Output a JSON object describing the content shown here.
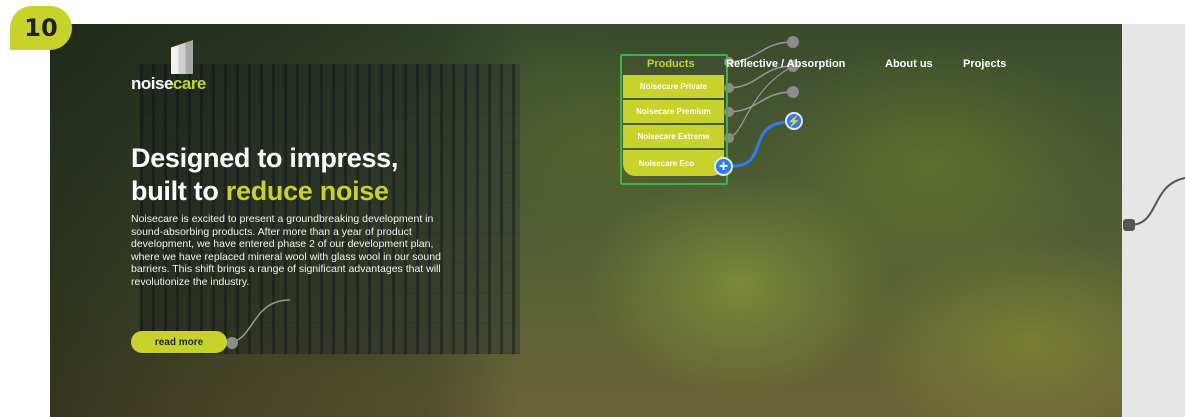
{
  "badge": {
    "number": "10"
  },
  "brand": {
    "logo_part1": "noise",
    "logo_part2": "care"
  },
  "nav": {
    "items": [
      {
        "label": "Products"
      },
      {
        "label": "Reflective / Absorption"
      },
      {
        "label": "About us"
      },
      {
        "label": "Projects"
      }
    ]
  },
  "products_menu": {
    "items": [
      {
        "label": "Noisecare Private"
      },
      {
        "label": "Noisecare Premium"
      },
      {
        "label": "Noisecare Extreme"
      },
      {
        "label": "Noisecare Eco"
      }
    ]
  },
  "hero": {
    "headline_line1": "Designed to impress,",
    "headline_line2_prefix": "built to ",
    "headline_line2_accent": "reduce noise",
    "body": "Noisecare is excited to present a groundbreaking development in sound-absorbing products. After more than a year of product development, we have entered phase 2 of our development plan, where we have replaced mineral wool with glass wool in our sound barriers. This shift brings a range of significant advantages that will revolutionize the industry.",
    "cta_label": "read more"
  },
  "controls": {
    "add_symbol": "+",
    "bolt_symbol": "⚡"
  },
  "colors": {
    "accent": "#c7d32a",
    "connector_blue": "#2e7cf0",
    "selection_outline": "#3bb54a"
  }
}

* [Task description]:
Repeat every record precisely. Any picture among them stays out of the copy.

* [Written answer]:
Output a JSON object describing the content shown here.
{
  "badge": {
    "number": "10"
  },
  "brand": {
    "logo_part1": "noise",
    "logo_part2": "care"
  },
  "nav": {
    "items": [
      {
        "label": "Products"
      },
      {
        "label": "Reflective / Absorption"
      },
      {
        "label": "About us"
      },
      {
        "label": "Projects"
      }
    ]
  },
  "products_menu": {
    "items": [
      {
        "label": "Noisecare Private"
      },
      {
        "label": "Noisecare Premium"
      },
      {
        "label": "Noisecare Extreme"
      },
      {
        "label": "Noisecare Eco"
      }
    ]
  },
  "hero": {
    "headline_line1": "Designed to impress,",
    "headline_line2_prefix": "built to ",
    "headline_line2_accent": "reduce noise",
    "body": "Noisecare is excited to present a groundbreaking development in sound-absorbing products. After more than a year of product development, we have entered phase 2 of our development plan, where we have replaced mineral wool with glass wool in our sound barriers. This shift brings a range of significant advantages that will revolutionize the industry.",
    "cta_label": "read more"
  },
  "controls": {
    "add_symbol": "+",
    "bolt_symbol": "⚡"
  },
  "colors": {
    "accent": "#c7d32a",
    "connector_blue": "#2e7cf0",
    "selection_outline": "#3bb54a"
  }
}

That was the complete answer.